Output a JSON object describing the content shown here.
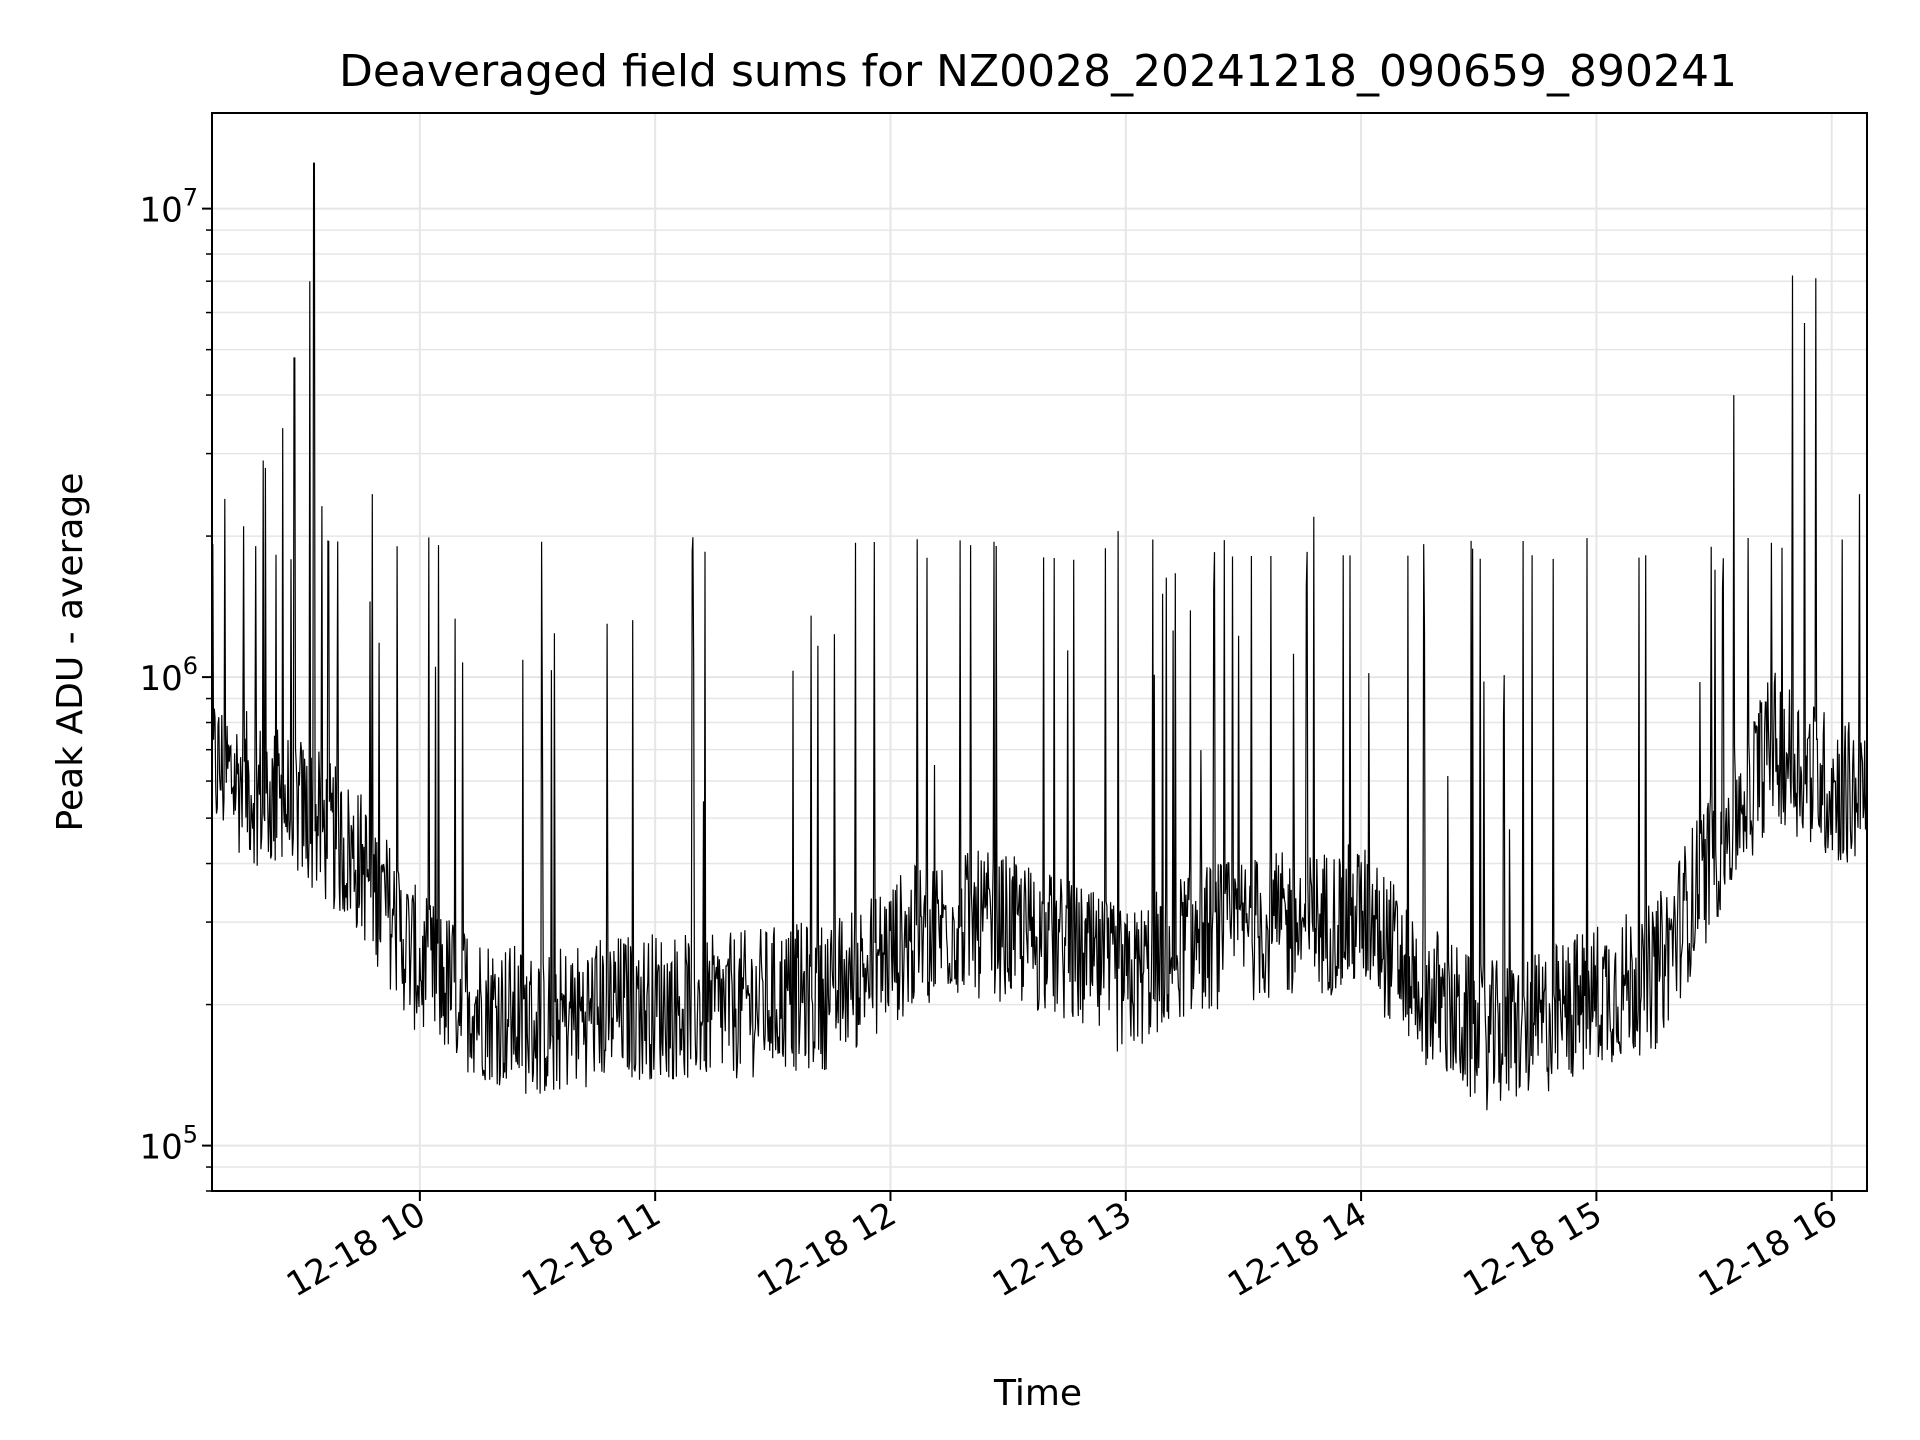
{
  "chart_data": {
    "type": "line",
    "title": "Deaveraged field sums for NZ0028_20241218_090659_890241",
    "xlabel": "Time",
    "ylabel": "Peak ADU - average",
    "yscale": "log",
    "grid": true,
    "grid_minor_y": true,
    "line_color": "#000000",
    "grid_color": "#e6e6e6",
    "xlim": [
      "2024-12-18 09:07",
      "2024-12-18 16:09"
    ],
    "ylim": [
      80000,
      16000000
    ],
    "x_ticks": [
      {
        "x": "2024-12-18 10:00",
        "label": "12-18 10"
      },
      {
        "x": "2024-12-18 11:00",
        "label": "12-18 11"
      },
      {
        "x": "2024-12-18 12:00",
        "label": "12-18 12"
      },
      {
        "x": "2024-12-18 13:00",
        "label": "12-18 13"
      },
      {
        "x": "2024-12-18 14:00",
        "label": "12-18 14"
      },
      {
        "x": "2024-12-18 15:00",
        "label": "12-18 15"
      },
      {
        "x": "2024-12-18 16:00",
        "label": "12-18 16"
      }
    ],
    "y_ticks": [
      {
        "value": 100000,
        "base": "10",
        "exp": "5"
      },
      {
        "value": 1000000,
        "base": "10",
        "exp": "6"
      },
      {
        "value": 10000000,
        "base": "10",
        "exp": "7"
      }
    ],
    "series": [
      {
        "x": [
          "2024-12-18 09:07",
          "2024-12-18 09:20",
          "2024-12-18 09:30",
          "2024-12-18 09:45",
          "2024-12-18 10:00",
          "2024-12-18 10:15",
          "2024-12-18 10:30",
          "2024-12-18 10:45",
          "2024-12-18 11:00",
          "2024-12-18 11:15",
          "2024-12-18 11:30",
          "2024-12-18 11:45",
          "2024-12-18 12:00",
          "2024-12-18 12:15",
          "2024-12-18 12:30",
          "2024-12-18 12:45",
          "2024-12-18 13:00",
          "2024-12-18 13:15",
          "2024-12-18 13:30",
          "2024-12-18 13:45",
          "2024-12-18 14:00",
          "2024-12-18 14:15",
          "2024-12-18 14:30",
          "2024-12-18 14:45",
          "2024-12-18 15:00",
          "2024-12-18 15:15",
          "2024-12-18 15:30",
          "2024-12-18 15:45",
          "2024-12-18 16:00",
          "2024-12-18 16:09"
        ],
        "y": [
          650000,
          560000,
          520000,
          400000,
          240000,
          200000,
          180000,
          195000,
          200000,
          195000,
          205000,
          210000,
          260000,
          300000,
          290000,
          260000,
          220000,
          270000,
          290000,
          295000,
          310000,
          220000,
          170000,
          180000,
          210000,
          230000,
          420000,
          720000,
          580000,
          550000
        ]
      }
    ],
    "spikes": [
      {
        "x": "2024-12-18 09:33",
        "y": 12500000
      },
      {
        "x": "2024-12-18 09:32",
        "y": 7000000
      },
      {
        "x": "2024-12-18 09:28",
        "y": 4800000
      },
      {
        "x": "2024-12-18 09:25",
        "y": 3400000
      },
      {
        "x": "2024-12-18 09:20",
        "y": 2900000
      },
      {
        "x": "2024-12-18 09:15",
        "y": 2100000
      },
      {
        "x": "2024-12-18 15:50",
        "y": 7200000
      },
      {
        "x": "2024-12-18 15:56",
        "y": 7100000
      },
      {
        "x": "2024-12-18 15:53",
        "y": 5700000
      },
      {
        "x": "2024-12-18 15:35",
        "y": 4000000
      },
      {
        "x": "2024-12-18 13:48",
        "y": 2200000
      },
      {
        "x": "2024-12-18 12:58",
        "y": 2050000
      }
    ]
  }
}
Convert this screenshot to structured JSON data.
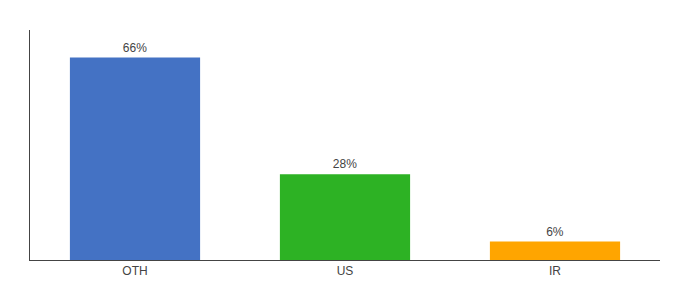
{
  "chart_data": {
    "type": "bar",
    "categories": [
      "OTH",
      "US",
      "IR"
    ],
    "values": [
      66,
      28,
      6
    ],
    "value_labels": [
      "66%",
      "28%",
      "6%"
    ],
    "data_labels": true,
    "colors": [
      "#4472C4",
      "#2DB224",
      "#FFA500"
    ],
    "ylim": [
      0,
      75
    ],
    "grid": false,
    "tick_labels": "x"
  }
}
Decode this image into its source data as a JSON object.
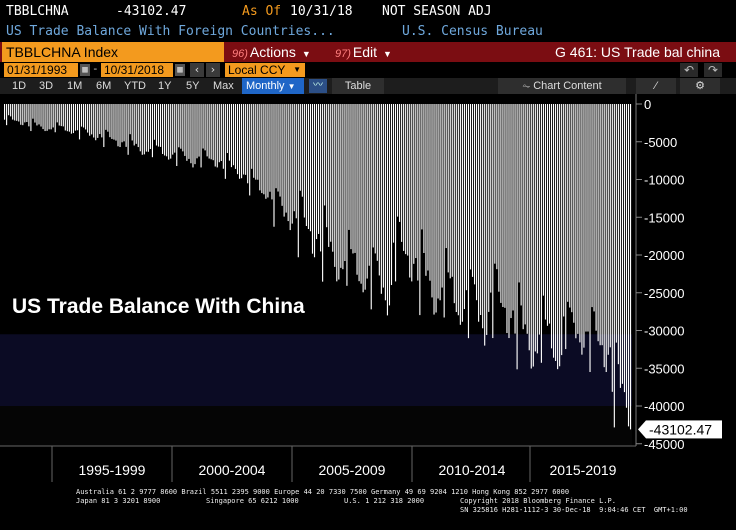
{
  "header": {
    "ticker": "TBBLCHNA",
    "value": "-43102.47",
    "asof_label": "As Of",
    "asof_date": "10/31/18",
    "season": "NOT SEASON ADJ",
    "description": "US Trade Balance With Foreign Countries...",
    "source": "U.S. Census Bureau"
  },
  "menubar": {
    "index_label": "TBBLCHNA Index",
    "actions_num": "96)",
    "actions_label": "Actions",
    "edit_num": "97)",
    "edit_label": "Edit",
    "page_title": "G 461: US Trade bal china"
  },
  "controls": {
    "start_date": "01/31/1993",
    "end_date": "10/31/2018",
    "currency": "Local CCY",
    "prev_icon": "chevron-left-icon",
    "next_icon": "chevron-right-icon"
  },
  "toolbar": {
    "periods": [
      "1D",
      "3D",
      "1M",
      "6M",
      "YTD",
      "1Y",
      "5Y",
      "Max"
    ],
    "frequency": "Monthly",
    "table_label": "Table",
    "chart_content_label": "Chart Content"
  },
  "chart_data": {
    "type": "bar",
    "title": "US Trade Balance With China",
    "frequency": "monthly",
    "start": "1993-01",
    "end": "2018-10",
    "last_value": -43102.47,
    "last_value_label": "-43102.47",
    "ylim": [
      -45000,
      0
    ],
    "yticks": [
      0,
      -5000,
      -10000,
      -15000,
      -20000,
      -25000,
      -30000,
      -35000,
      -40000,
      -45000
    ],
    "ytick_labels": [
      "0",
      "-5000",
      "-10000",
      "-15000",
      "-20000",
      "-25000",
      "-30000",
      "-35000",
      "-40000",
      "-45000"
    ],
    "x_groups": [
      "1995-1999",
      "2000-2004",
      "2005-2009",
      "2010-2014",
      "2015-2019"
    ],
    "annual_minimum": [
      -2800,
      -3700,
      -4000,
      -4800,
      -5700,
      -6900,
      -7500,
      -8400,
      -8400,
      -10100,
      -12800,
      -16700,
      -20300,
      -24000,
      -25500,
      -28000,
      -23500,
      -28400,
      -30000,
      -32000,
      -31000,
      -35500,
      -35900,
      -33200,
      -35500,
      -43102.47
    ],
    "annual_maximum": [
      -1200,
      -1700,
      -2000,
      -2300,
      -2900,
      -3600,
      -4000,
      -4700,
      -5300,
      -6000,
      -7500,
      -9000,
      -9300,
      -12000,
      -14500,
      -15500,
      -12700,
      -15000,
      -16500,
      -18000,
      -18500,
      -22000,
      -23000,
      -23500,
      -24500,
      -30000
    ],
    "grid": false,
    "legend": "none",
    "bar_color": "#ffffff",
    "background": "#000000"
  },
  "footer": {
    "line1": "Australia 61 2 9777 8600 Brazil 5511 2395 9000 Europe 44 20 7330 7500 Germany 49 69 9204 1210 Hong Kong 852 2977 6000",
    "line2a": "Japan 81 3 3201 8900",
    "line2b": "Singapore 65 6212 1000",
    "line2c": "U.S. 1 212 318 2000",
    "line2d": "Copyright 2018 Bloomberg Finance L.P.",
    "line3": "SN 325816 H281-1112-3 30-Dec-18  9:04:46 CET  GMT+1:00"
  },
  "colors": {
    "accent_orange": "#f39a1e",
    "menu_red": "#7b0d12",
    "link_blue": "#6fa8dc",
    "active_blue": "#1f66c7"
  }
}
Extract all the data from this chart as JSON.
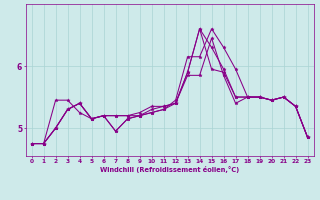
{
  "xlabel": "Windchill (Refroidissement éolien,°C)",
  "x_ticks": [
    0,
    1,
    2,
    3,
    4,
    5,
    6,
    7,
    8,
    9,
    10,
    11,
    12,
    13,
    14,
    15,
    16,
    17,
    18,
    19,
    20,
    21,
    22,
    23
  ],
  "ylim": [
    4.55,
    7.0
  ],
  "yticks": [
    5,
    6
  ],
  "background_color": "#ceeaea",
  "line_color": "#880088",
  "grid_color": "#aad4d4",
  "series": [
    [
      4.75,
      4.75,
      5.0,
      5.3,
      5.4,
      5.15,
      5.2,
      5.2,
      5.2,
      5.2,
      5.3,
      5.35,
      5.4,
      5.85,
      5.85,
      6.45,
      5.85,
      5.4,
      5.5,
      5.5,
      5.45,
      5.5,
      5.35,
      4.85
    ],
    [
      4.75,
      4.75,
      5.45,
      5.45,
      5.25,
      5.15,
      5.2,
      5.2,
      5.2,
      5.25,
      5.35,
      5.35,
      5.4,
      5.9,
      6.6,
      5.95,
      5.9,
      5.5,
      5.5,
      5.5,
      5.45,
      5.5,
      5.35,
      4.85
    ],
    [
      4.75,
      4.75,
      5.0,
      5.3,
      5.4,
      5.15,
      5.2,
      4.95,
      5.15,
      5.2,
      5.25,
      5.3,
      5.4,
      5.9,
      6.6,
      6.3,
      5.95,
      5.5,
      5.5,
      5.5,
      5.45,
      5.5,
      5.35,
      4.85
    ],
    [
      4.75,
      4.75,
      5.0,
      5.3,
      5.4,
      5.15,
      5.2,
      4.95,
      5.15,
      5.2,
      5.25,
      5.3,
      5.45,
      6.15,
      6.15,
      6.6,
      6.3,
      5.95,
      5.5,
      5.5,
      5.45,
      5.5,
      5.35,
      4.85
    ]
  ]
}
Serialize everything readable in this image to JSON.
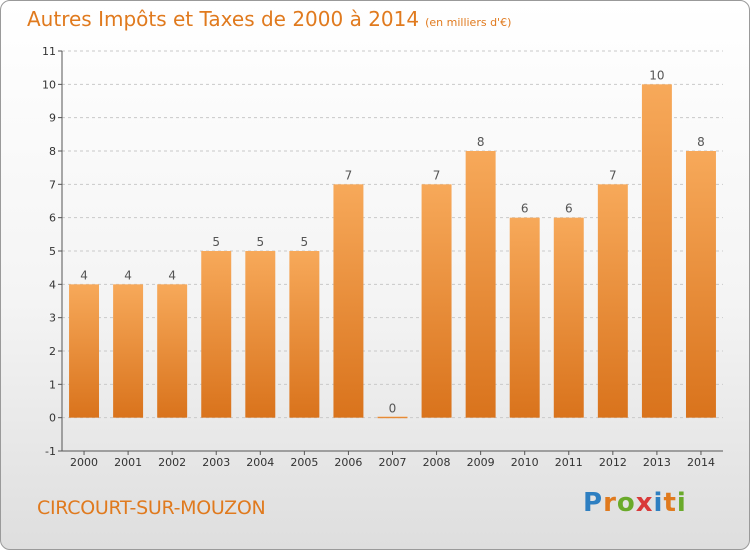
{
  "header": {
    "title": "Autres Impôts et Taxes de 2000 à 2014",
    "unit": "(en milliers d'€)"
  },
  "footer": {
    "town": "CIRCOURT-SUR-MOUZON",
    "logo": "Proxiti",
    "logo_letters": [
      "P",
      "r",
      "o",
      "x",
      "i",
      "t",
      "i"
    ],
    "logo_colors": [
      "#2e7fc1",
      "#e07a1e",
      "#6aaa2a",
      "#d93a3a",
      "#2e7fc1",
      "#e07a1e",
      "#6aaa2a"
    ]
  },
  "chart_data": {
    "type": "bar",
    "title": "Autres Impôts et Taxes de 2000 à 2014",
    "subtitle": "(en milliers d'€)",
    "categories": [
      "2000",
      "2001",
      "2002",
      "2003",
      "2004",
      "2005",
      "2006",
      "2007",
      "2008",
      "2009",
      "2010",
      "2011",
      "2012",
      "2013",
      "2014"
    ],
    "values": [
      4,
      4,
      4,
      5,
      5,
      5,
      7,
      0,
      7,
      8,
      6,
      6,
      7,
      10,
      8
    ],
    "data_labels": [
      "4",
      "4",
      "4",
      "5",
      "5",
      "5",
      "7",
      "0",
      "7",
      "8",
      "6",
      "6",
      "7",
      "10",
      "8"
    ],
    "yticks": [
      "-1",
      "0",
      "1",
      "2",
      "3",
      "4",
      "5",
      "6",
      "7",
      "8",
      "9",
      "10",
      "11"
    ],
    "ylim": [
      -1,
      11
    ],
    "grid": "horizontal dashed",
    "bar_color_top": "#f7a95a",
    "bar_color_bottom": "#d9731c"
  }
}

#### TASK TO COMPLETE
Only lines with the word "source" are wanted, so copy each one from the records.

#### EXPECTED ANSWER
Decode this image into its source data as a JSON object.
    "source": "U.S. Census Bureau"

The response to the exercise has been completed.